> _What to produce_: Write out all the entries word for word, but skip any images.

> _Input material_:
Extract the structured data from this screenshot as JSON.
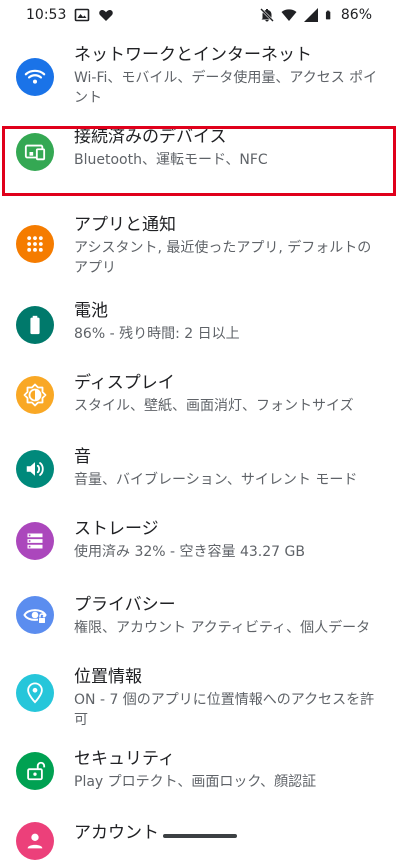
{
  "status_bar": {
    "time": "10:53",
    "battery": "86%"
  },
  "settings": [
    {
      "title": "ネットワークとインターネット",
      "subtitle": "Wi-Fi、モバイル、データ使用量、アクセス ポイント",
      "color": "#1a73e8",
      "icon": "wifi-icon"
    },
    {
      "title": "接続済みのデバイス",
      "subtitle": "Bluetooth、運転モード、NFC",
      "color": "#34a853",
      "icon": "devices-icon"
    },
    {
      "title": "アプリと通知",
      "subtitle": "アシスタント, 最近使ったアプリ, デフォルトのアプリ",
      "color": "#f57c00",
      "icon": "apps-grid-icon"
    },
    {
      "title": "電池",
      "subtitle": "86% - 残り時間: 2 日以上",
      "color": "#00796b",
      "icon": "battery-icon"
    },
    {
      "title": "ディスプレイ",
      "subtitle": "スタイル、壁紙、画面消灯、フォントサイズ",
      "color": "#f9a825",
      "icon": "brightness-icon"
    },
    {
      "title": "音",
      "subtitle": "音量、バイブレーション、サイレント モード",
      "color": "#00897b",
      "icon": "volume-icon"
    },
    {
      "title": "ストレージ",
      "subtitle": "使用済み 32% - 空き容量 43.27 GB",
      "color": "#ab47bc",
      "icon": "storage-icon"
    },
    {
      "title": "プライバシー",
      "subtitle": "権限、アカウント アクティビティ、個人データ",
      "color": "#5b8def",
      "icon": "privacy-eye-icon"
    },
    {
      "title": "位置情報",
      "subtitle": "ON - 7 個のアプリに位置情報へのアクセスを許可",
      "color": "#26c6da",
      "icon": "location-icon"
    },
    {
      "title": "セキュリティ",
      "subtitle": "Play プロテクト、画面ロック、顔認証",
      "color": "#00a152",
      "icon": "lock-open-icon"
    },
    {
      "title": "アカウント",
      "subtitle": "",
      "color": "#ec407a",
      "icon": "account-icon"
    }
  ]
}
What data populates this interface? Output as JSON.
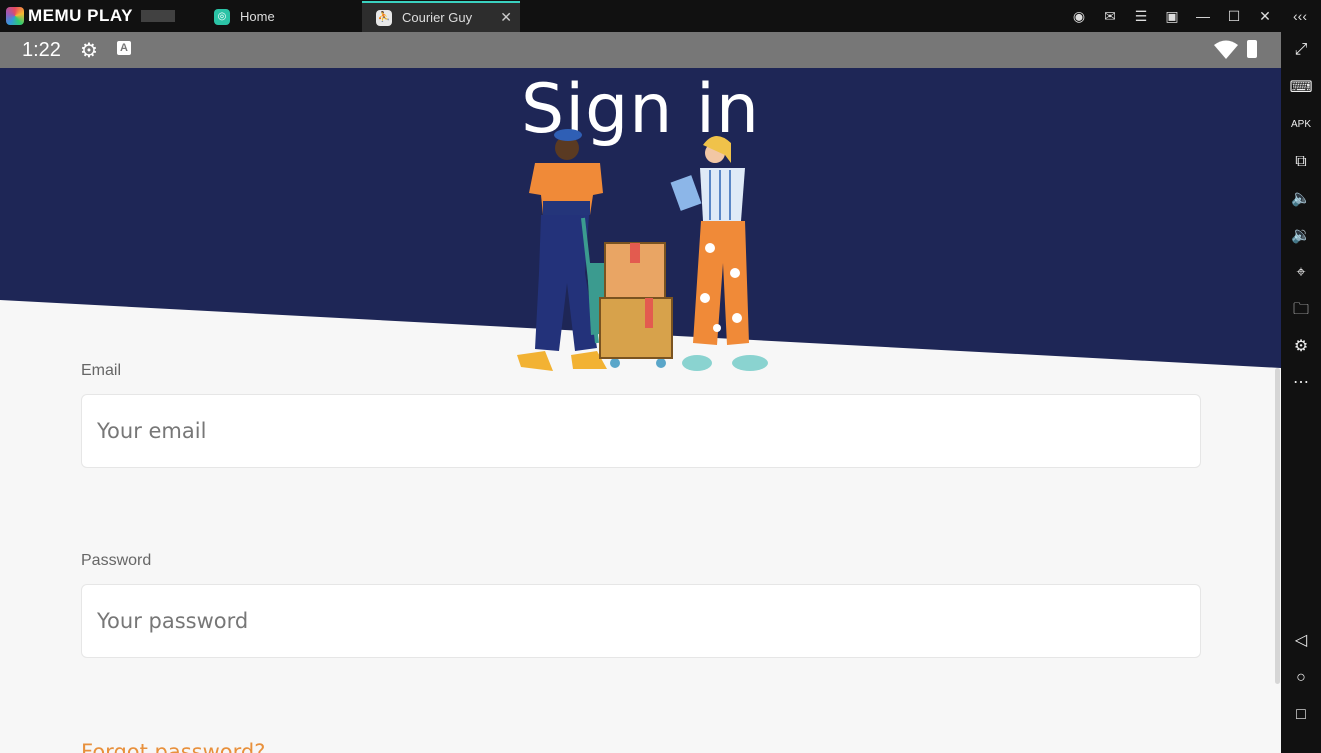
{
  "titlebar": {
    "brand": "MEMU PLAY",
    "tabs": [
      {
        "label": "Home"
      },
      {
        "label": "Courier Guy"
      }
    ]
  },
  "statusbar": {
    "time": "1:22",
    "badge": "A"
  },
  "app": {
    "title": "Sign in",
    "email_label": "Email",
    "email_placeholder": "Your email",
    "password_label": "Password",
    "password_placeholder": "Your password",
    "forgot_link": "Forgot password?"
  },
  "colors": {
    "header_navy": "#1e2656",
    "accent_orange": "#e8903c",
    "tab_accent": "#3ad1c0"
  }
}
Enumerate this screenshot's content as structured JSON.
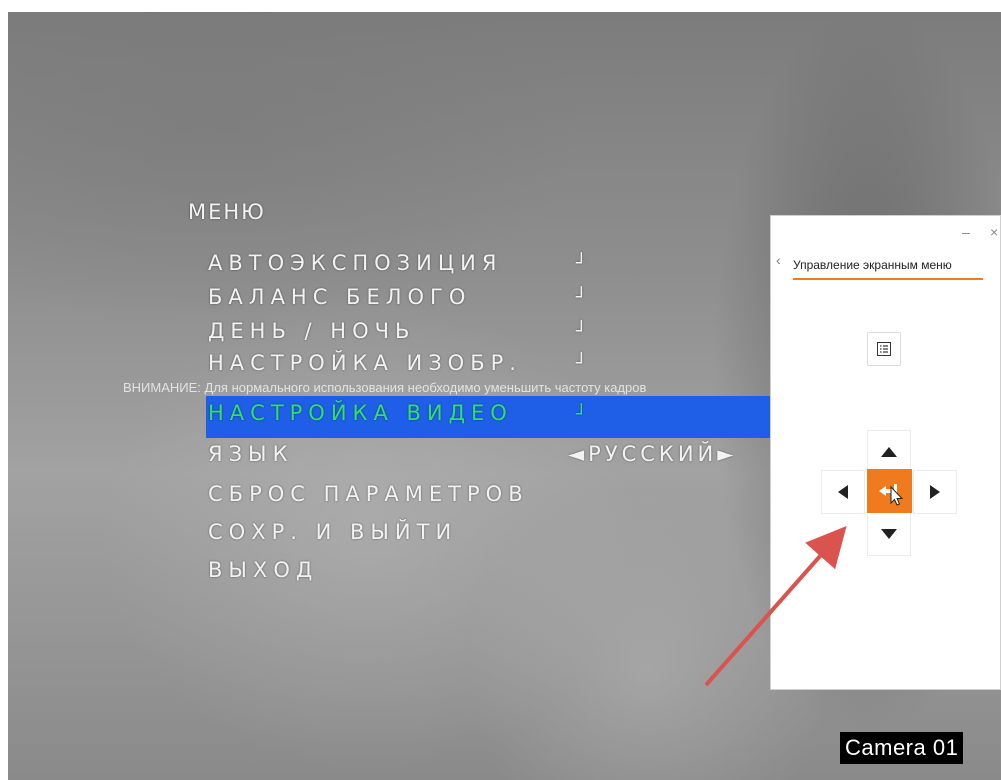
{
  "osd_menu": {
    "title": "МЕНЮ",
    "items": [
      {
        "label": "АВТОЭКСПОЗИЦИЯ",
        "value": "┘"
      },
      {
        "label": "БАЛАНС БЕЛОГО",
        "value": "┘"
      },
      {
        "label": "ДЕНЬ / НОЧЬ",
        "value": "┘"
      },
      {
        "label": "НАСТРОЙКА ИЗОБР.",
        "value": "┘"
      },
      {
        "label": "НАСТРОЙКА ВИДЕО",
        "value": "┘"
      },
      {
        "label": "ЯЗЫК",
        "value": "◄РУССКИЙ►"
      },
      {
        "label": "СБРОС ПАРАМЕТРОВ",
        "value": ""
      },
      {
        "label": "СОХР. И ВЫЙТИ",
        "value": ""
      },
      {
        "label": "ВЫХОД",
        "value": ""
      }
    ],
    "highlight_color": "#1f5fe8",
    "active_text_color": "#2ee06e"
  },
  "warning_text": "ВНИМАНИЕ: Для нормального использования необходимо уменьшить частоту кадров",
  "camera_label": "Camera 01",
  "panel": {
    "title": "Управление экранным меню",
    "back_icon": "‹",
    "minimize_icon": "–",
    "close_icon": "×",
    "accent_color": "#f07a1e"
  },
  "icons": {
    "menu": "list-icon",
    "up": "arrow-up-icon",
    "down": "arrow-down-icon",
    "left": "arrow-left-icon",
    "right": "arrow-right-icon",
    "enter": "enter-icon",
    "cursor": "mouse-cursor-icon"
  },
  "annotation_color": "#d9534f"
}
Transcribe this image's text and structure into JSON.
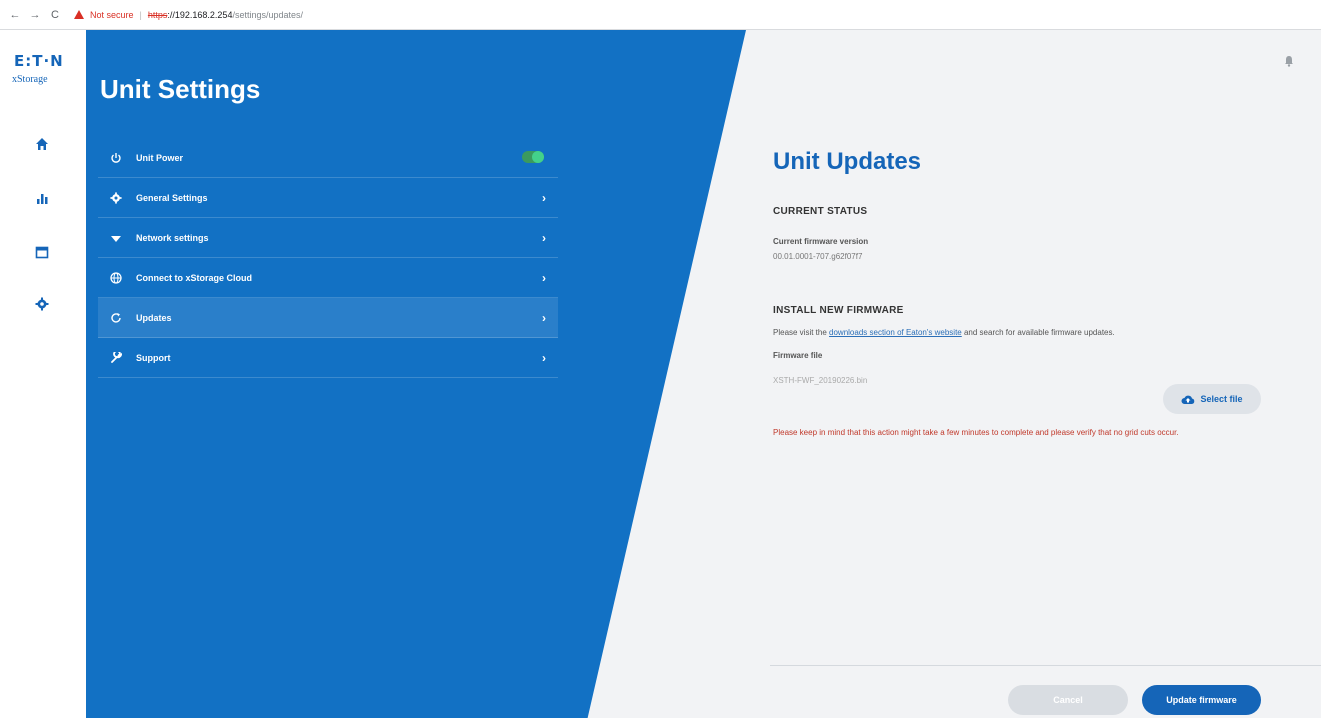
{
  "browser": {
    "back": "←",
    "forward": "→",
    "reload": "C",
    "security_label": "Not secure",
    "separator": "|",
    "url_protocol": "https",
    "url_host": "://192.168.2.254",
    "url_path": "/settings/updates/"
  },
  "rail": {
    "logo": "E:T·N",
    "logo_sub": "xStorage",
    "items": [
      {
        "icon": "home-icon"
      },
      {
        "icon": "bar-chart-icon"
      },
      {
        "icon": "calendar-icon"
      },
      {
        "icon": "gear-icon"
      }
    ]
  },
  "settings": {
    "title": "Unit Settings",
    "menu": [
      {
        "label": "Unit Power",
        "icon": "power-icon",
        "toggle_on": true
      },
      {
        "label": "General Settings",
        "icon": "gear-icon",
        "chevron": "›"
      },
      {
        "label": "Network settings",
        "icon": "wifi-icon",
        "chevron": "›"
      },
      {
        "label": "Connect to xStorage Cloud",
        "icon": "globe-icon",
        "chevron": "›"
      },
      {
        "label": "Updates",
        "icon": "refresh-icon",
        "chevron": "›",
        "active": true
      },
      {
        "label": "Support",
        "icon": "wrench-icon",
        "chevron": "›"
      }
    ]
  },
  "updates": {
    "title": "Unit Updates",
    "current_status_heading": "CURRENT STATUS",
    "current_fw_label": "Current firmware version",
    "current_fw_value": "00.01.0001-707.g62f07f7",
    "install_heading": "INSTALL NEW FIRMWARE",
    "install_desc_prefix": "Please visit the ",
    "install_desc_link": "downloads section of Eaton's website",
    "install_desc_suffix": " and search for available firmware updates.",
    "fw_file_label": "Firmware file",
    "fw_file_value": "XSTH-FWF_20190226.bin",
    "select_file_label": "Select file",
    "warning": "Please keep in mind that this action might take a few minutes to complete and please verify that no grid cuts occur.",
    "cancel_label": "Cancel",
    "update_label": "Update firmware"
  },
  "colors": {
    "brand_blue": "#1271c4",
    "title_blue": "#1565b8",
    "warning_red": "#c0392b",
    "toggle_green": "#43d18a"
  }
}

> _Solution to this problem_:
Extract the structured data from this screenshot as JSON.
{
  "status_bar": {
    "time": "10:53",
    "battery": "86%"
  },
  "settings": [
    {
      "title": "ネットワークとインターネット",
      "subtitle": "Wi-Fi、モバイル、データ使用量、アクセス ポイント",
      "color": "#1a73e8",
      "icon": "wifi-icon"
    },
    {
      "title": "接続済みのデバイス",
      "subtitle": "Bluetooth、運転モード、NFC",
      "color": "#34a853",
      "icon": "devices-icon"
    },
    {
      "title": "アプリと通知",
      "subtitle": "アシスタント, 最近使ったアプリ, デフォルトのアプリ",
      "color": "#f57c00",
      "icon": "apps-grid-icon"
    },
    {
      "title": "電池",
      "subtitle": "86% - 残り時間: 2 日以上",
      "color": "#00796b",
      "icon": "battery-icon"
    },
    {
      "title": "ディスプレイ",
      "subtitle": "スタイル、壁紙、画面消灯、フォントサイズ",
      "color": "#f9a825",
      "icon": "brightness-icon"
    },
    {
      "title": "音",
      "subtitle": "音量、バイブレーション、サイレント モード",
      "color": "#00897b",
      "icon": "volume-icon"
    },
    {
      "title": "ストレージ",
      "subtitle": "使用済み 32% - 空き容量 43.27 GB",
      "color": "#ab47bc",
      "icon": "storage-icon"
    },
    {
      "title": "プライバシー",
      "subtitle": "権限、アカウント アクティビティ、個人データ",
      "color": "#5b8def",
      "icon": "privacy-eye-icon"
    },
    {
      "title": "位置情報",
      "subtitle": "ON - 7 個のアプリに位置情報へのアクセスを許可",
      "color": "#26c6da",
      "icon": "location-icon"
    },
    {
      "title": "セキュリティ",
      "subtitle": "Play プロテクト、画面ロック、顔認証",
      "color": "#00a152",
      "icon": "lock-open-icon"
    },
    {
      "title": "アカウント",
      "subtitle": "",
      "color": "#ec407a",
      "icon": "account-icon"
    }
  ]
}
What data populates this interface? Output as JSON.
{
  "titlebar": {
    "brand": "MEMU PLAY",
    "tabs": [
      {
        "label": "Home"
      },
      {
        "label": "Courier Guy"
      }
    ]
  },
  "statusbar": {
    "time": "1:22",
    "badge": "A"
  },
  "app": {
    "title": "Sign in",
    "email_label": "Email",
    "email_placeholder": "Your email",
    "password_label": "Password",
    "password_placeholder": "Your password",
    "forgot_link": "Forgot password?"
  },
  "colors": {
    "header_navy": "#1e2656",
    "accent_orange": "#e8903c",
    "tab_accent": "#3ad1c0"
  }
}
Enumerate this screenshot's content as structured JSON.
{
  "osd_menu": {
    "title": "МЕНЮ",
    "items": [
      {
        "label": "АВТОЭКСПОЗИЦИЯ",
        "value": "┘"
      },
      {
        "label": "БАЛАНС БЕЛОГО",
        "value": "┘"
      },
      {
        "label": "ДЕНЬ / НОЧЬ",
        "value": "┘"
      },
      {
        "label": "НАСТРОЙКА ИЗОБР.",
        "value": "┘"
      },
      {
        "label": "НАСТРОЙКА ВИДЕО",
        "value": "┘"
      },
      {
        "label": "ЯЗЫК",
        "value": "◄РУССКИЙ►"
      },
      {
        "label": "СБРОС ПАРАМЕТРОВ",
        "value": ""
      },
      {
        "label": "СОХР. И ВЫЙТИ",
        "value": ""
      },
      {
        "label": "ВЫХОД",
        "value": ""
      }
    ],
    "highlight_color": "#1f5fe8",
    "active_text_color": "#2ee06e"
  },
  "warning_text": "ВНИМАНИЕ: Для нормального использования необходимо уменьшить частоту кадров",
  "camera_label": "Camera 01",
  "panel": {
    "title": "Управление экранным меню",
    "back_icon": "‹",
    "minimize_icon": "–",
    "close_icon": "×",
    "accent_color": "#f07a1e"
  },
  "icons": {
    "menu": "list-icon",
    "up": "arrow-up-icon",
    "down": "arrow-down-icon",
    "left": "arrow-left-icon",
    "right": "arrow-right-icon",
    "enter": "enter-icon",
    "cursor": "mouse-cursor-icon"
  },
  "annotation_color": "#d9534f"
}
Transcribe this image's text and structure into JSON.
{
  "browser": {
    "back": "←",
    "forward": "→",
    "reload": "C",
    "security_label": "Not secure",
    "separator": "|",
    "url_protocol": "https",
    "url_host": "://192.168.2.254",
    "url_path": "/settings/updates/"
  },
  "rail": {
    "logo": "E:T·N",
    "logo_sub": "xStorage",
    "items": [
      {
        "icon": "home-icon"
      },
      {
        "icon": "bar-chart-icon"
      },
      {
        "icon": "calendar-icon"
      },
      {
        "icon": "gear-icon"
      }
    ]
  },
  "settings": {
    "title": "Unit Settings",
    "menu": [
      {
        "label": "Unit Power",
        "icon": "power-icon",
        "toggle_on": true
      },
      {
        "label": "General Settings",
        "icon": "gear-icon",
        "chevron": "›"
      },
      {
        "label": "Network settings",
        "icon": "wifi-icon",
        "chevron": "›"
      },
      {
        "label": "Connect to xStorage Cloud",
        "icon": "globe-icon",
        "chevron": "›"
      },
      {
        "label": "Updates",
        "icon": "refresh-icon",
        "chevron": "›",
        "active": true
      },
      {
        "label": "Support",
        "icon": "wrench-icon",
        "chevron": "›"
      }
    ]
  },
  "updates": {
    "title": "Unit Updates",
    "current_status_heading": "CURRENT STATUS",
    "current_fw_label": "Current firmware version",
    "current_fw_value": "00.01.0001-707.g62f07f7",
    "install_heading": "INSTALL NEW FIRMWARE",
    "install_desc_prefix": "Please visit the ",
    "install_desc_link": "downloads section of Eaton's website",
    "install_desc_suffix": " and search for available firmware updates.",
    "fw_file_label": "Firmware file",
    "fw_file_value": "XSTH-FWF_20190226.bin",
    "select_file_label": "Select file",
    "warning": "Please keep in mind that this action might take a few minutes to complete and please verify that no grid cuts occur.",
    "cancel_label": "Cancel",
    "update_label": "Update firmware"
  },
  "colors": {
    "brand_blue": "#1271c4",
    "title_blue": "#1565b8",
    "warning_red": "#c0392b",
    "toggle_green": "#43d18a"
  }
}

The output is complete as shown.